• **What is required**: Return all of the entries exactly as written.

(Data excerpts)

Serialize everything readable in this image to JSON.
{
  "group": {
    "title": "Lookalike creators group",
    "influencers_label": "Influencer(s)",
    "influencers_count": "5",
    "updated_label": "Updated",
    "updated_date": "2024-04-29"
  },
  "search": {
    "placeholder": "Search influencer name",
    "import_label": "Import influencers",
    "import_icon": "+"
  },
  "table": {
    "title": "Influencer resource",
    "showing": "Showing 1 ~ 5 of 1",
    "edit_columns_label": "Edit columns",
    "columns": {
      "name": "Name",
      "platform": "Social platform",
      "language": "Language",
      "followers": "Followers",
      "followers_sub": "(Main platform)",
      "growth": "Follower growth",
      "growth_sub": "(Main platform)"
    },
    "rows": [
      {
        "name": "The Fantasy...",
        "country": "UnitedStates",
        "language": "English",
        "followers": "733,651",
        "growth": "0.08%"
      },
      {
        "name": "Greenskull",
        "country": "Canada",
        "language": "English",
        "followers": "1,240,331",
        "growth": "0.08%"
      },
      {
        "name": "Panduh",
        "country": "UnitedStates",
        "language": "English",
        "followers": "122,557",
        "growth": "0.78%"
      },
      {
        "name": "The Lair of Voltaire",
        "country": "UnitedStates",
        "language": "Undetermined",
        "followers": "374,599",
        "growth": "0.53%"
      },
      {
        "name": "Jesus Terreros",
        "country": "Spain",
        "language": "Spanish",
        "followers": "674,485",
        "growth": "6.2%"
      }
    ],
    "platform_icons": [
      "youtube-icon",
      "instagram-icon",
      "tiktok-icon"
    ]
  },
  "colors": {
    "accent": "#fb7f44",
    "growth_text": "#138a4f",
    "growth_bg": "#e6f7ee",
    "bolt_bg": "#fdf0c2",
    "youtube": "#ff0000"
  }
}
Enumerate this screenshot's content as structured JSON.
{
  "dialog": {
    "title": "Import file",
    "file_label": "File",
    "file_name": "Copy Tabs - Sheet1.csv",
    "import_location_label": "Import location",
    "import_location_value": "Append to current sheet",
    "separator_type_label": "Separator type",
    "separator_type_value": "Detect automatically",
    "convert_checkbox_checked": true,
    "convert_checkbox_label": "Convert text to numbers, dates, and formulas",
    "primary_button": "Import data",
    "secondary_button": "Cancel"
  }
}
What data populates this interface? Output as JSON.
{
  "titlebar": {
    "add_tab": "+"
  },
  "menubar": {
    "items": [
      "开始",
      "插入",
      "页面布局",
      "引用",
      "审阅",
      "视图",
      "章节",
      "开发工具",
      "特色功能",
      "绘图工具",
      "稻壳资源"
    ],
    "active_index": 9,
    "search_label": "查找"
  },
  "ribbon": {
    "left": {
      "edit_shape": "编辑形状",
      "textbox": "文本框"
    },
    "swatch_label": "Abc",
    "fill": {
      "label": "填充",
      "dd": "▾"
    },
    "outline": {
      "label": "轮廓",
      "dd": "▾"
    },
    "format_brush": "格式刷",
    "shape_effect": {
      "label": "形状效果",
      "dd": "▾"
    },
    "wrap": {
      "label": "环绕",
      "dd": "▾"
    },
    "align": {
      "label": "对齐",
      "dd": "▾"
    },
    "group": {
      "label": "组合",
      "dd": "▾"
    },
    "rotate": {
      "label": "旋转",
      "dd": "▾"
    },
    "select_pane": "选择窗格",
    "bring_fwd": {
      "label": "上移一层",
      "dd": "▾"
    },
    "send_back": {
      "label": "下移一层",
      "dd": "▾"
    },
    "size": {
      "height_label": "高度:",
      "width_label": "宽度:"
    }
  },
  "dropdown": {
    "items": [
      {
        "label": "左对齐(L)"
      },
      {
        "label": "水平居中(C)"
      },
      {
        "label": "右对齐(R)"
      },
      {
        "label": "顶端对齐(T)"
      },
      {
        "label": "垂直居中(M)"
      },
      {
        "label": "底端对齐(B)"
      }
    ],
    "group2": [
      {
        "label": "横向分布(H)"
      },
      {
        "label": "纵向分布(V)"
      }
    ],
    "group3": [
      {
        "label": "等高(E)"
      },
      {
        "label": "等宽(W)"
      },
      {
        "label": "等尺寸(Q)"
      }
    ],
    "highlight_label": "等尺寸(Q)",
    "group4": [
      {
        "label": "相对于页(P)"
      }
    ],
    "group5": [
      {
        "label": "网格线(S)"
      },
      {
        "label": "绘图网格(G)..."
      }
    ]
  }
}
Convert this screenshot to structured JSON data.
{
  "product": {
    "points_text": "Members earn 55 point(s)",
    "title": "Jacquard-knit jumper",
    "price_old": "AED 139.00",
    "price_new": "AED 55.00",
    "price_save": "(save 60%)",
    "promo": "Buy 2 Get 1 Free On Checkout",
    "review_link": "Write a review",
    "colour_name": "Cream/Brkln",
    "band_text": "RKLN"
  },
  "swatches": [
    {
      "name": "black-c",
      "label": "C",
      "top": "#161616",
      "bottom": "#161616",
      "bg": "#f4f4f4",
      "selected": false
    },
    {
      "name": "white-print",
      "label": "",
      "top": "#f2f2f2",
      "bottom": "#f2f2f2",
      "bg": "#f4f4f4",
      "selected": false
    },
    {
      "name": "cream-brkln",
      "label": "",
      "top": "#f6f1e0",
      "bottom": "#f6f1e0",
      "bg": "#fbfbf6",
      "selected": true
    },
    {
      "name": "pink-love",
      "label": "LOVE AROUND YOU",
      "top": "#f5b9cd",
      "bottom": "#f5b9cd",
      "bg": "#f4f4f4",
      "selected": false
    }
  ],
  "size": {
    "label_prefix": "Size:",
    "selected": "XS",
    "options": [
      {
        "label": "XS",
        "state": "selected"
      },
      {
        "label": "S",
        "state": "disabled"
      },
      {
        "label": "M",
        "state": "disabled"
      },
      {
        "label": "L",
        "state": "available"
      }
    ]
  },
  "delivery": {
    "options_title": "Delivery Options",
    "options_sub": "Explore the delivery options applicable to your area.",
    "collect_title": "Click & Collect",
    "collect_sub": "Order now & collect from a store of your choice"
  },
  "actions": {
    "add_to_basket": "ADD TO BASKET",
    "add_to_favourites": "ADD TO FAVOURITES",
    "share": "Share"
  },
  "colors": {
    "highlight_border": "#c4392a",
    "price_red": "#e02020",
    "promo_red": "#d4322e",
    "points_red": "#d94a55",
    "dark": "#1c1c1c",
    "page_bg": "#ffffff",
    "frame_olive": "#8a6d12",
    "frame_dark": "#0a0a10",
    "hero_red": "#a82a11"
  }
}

• **Solution to this problem**:
Serialize everything readable in this image to JSON.
{
  "group": {
    "title": "Lookalike creators group",
    "influencers_label": "Influencer(s)",
    "influencers_count": "5",
    "updated_label": "Updated",
    "updated_date": "2024-04-29"
  },
  "search": {
    "placeholder": "Search influencer name",
    "import_label": "Import influencers",
    "import_icon": "+"
  },
  "table": {
    "title": "Influencer resource",
    "showing": "Showing 1 ~ 5 of 1",
    "edit_columns_label": "Edit columns",
    "columns": {
      "name": "Name",
      "platform": "Social platform",
      "language": "Language",
      "followers": "Followers",
      "followers_sub": "(Main platform)",
      "growth": "Follower growth",
      "growth_sub": "(Main platform)"
    },
    "rows": [
      {
        "name": "The Fantasy...",
        "country": "UnitedStates",
        "language": "English",
        "followers": "733,651",
        "growth": "0.08%"
      },
      {
        "name": "Greenskull",
        "country": "Canada",
        "language": "English",
        "followers": "1,240,331",
        "growth": "0.08%"
      },
      {
        "name": "Panduh",
        "country": "UnitedStates",
        "language": "English",
        "followers": "122,557",
        "growth": "0.78%"
      },
      {
        "name": "The Lair of Voltaire",
        "country": "UnitedStates",
        "language": "Undetermined",
        "followers": "374,599",
        "growth": "0.53%"
      },
      {
        "name": "Jesus Terreros",
        "country": "Spain",
        "language": "Spanish",
        "followers": "674,485",
        "growth": "6.2%"
      }
    ],
    "platform_icons": [
      "youtube-icon",
      "instagram-icon",
      "tiktok-icon"
    ]
  },
  "colors": {
    "accent": "#fb7f44",
    "growth_text": "#138a4f",
    "growth_bg": "#e6f7ee",
    "bolt_bg": "#fdf0c2",
    "youtube": "#ff0000"
  }
}
Enumerate this screenshot's content as structured JSON.
{
  "dialog": {
    "title": "Import file",
    "file_label": "File",
    "file_name": "Copy Tabs - Sheet1.csv",
    "import_location_label": "Import location",
    "import_location_value": "Append to current sheet",
    "separator_type_label": "Separator type",
    "separator_type_value": "Detect automatically",
    "convert_checkbox_checked": true,
    "convert_checkbox_label": "Convert text to numbers, dates, and formulas",
    "primary_button": "Import data",
    "secondary_button": "Cancel"
  }
}
What data populates this interface? Output as JSON.
{
  "titlebar": {
    "add_tab": "+"
  },
  "menubar": {
    "items": [
      "开始",
      "插入",
      "页面布局",
      "引用",
      "审阅",
      "视图",
      "章节",
      "开发工具",
      "特色功能",
      "绘图工具",
      "稻壳资源"
    ],
    "active_index": 9,
    "search_label": "查找"
  },
  "ribbon": {
    "left": {
      "edit_shape": "编辑形状",
      "textbox": "文本框"
    },
    "swatch_label": "Abc",
    "fill": {
      "label": "填充",
      "dd": "▾"
    },
    "outline": {
      "label": "轮廓",
      "dd": "▾"
    },
    "format_brush": "格式刷",
    "shape_effect": {
      "label": "形状效果",
      "dd": "▾"
    },
    "wrap": {
      "label": "环绕",
      "dd": "▾"
    },
    "align": {
      "label": "对齐",
      "dd": "▾"
    },
    "group": {
      "label": "组合",
      "dd": "▾"
    },
    "rotate": {
      "label": "旋转",
      "dd": "▾"
    },
    "select_pane": "选择窗格",
    "bring_fwd": {
      "label": "上移一层",
      "dd": "▾"
    },
    "send_back": {
      "label": "下移一层",
      "dd": "▾"
    },
    "size": {
      "height_label": "高度:",
      "width_label": "宽度:"
    }
  },
  "dropdown": {
    "items": [
      {
        "label": "左对齐(L)"
      },
      {
        "label": "水平居中(C)"
      },
      {
        "label": "右对齐(R)"
      },
      {
        "label": "顶端对齐(T)"
      },
      {
        "label": "垂直居中(M)"
      },
      {
        "label": "底端对齐(B)"
      }
    ],
    "group2": [
      {
        "label": "横向分布(H)"
      },
      {
        "label": "纵向分布(V)"
      }
    ],
    "group3": [
      {
        "label": "等高(E)"
      },
      {
        "label": "等宽(W)"
      },
      {
        "label": "等尺寸(Q)"
      }
    ],
    "highlight_label": "等尺寸(Q)",
    "group4": [
      {
        "label": "相对于页(P)"
      }
    ],
    "group5": [
      {
        "label": "网格线(S)"
      },
      {
        "label": "绘图网格(G)..."
      }
    ]
  }
}
Convert this screenshot to structured JSON data.
{
  "product": {
    "points_text": "Members earn 55 point(s)",
    "title": "Jacquard-knit jumper",
    "price_old": "AED 139.00",
    "price_new": "AED 55.00",
    "price_save": "(save 60%)",
    "promo": "Buy 2 Get 1 Free On Checkout",
    "review_link": "Write a review",
    "colour_name": "Cream/Brkln",
    "band_text": "RKLN"
  },
  "swatches": [
    {
      "name": "black-c",
      "label": "C",
      "top": "#161616",
      "bottom": "#161616",
      "bg": "#f4f4f4",
      "selected": false
    },
    {
      "name": "white-print",
      "label": "",
      "top": "#f2f2f2",
      "bottom": "#f2f2f2",
      "bg": "#f4f4f4",
      "selected": false
    },
    {
      "name": "cream-brkln",
      "label": "",
      "top": "#f6f1e0",
      "bottom": "#f6f1e0",
      "bg": "#fbfbf6",
      "selected": true
    },
    {
      "name": "pink-love",
      "label": "LOVE AROUND YOU",
      "top": "#f5b9cd",
      "bottom": "#f5b9cd",
      "bg": "#f4f4f4",
      "selected": false
    }
  ],
  "size": {
    "label_prefix": "Size:",
    "selected": "XS",
    "options": [
      {
        "label": "XS",
        "state": "selected"
      },
      {
        "label": "S",
        "state": "disabled"
      },
      {
        "label": "M",
        "state": "disabled"
      },
      {
        "label": "L",
        "state": "available"
      }
    ]
  },
  "delivery": {
    "options_title": "Delivery Options",
    "options_sub": "Explore the delivery options applicable to your area.",
    "collect_title": "Click & Collect",
    "collect_sub": "Order now & collect from a store of your choice"
  },
  "actions": {
    "add_to_basket": "ADD TO BASKET",
    "add_to_favourites": "ADD TO FAVOURITES",
    "share": "Share"
  },
  "colors": {
    "highlight_border": "#c4392a",
    "price_red": "#e02020",
    "promo_red": "#d4322e",
    "points_red": "#d94a55",
    "dark": "#1c1c1c",
    "page_bg": "#ffffff",
    "frame_olive": "#8a6d12",
    "frame_dark": "#0a0a10",
    "hero_red": "#a82a11"
  }
}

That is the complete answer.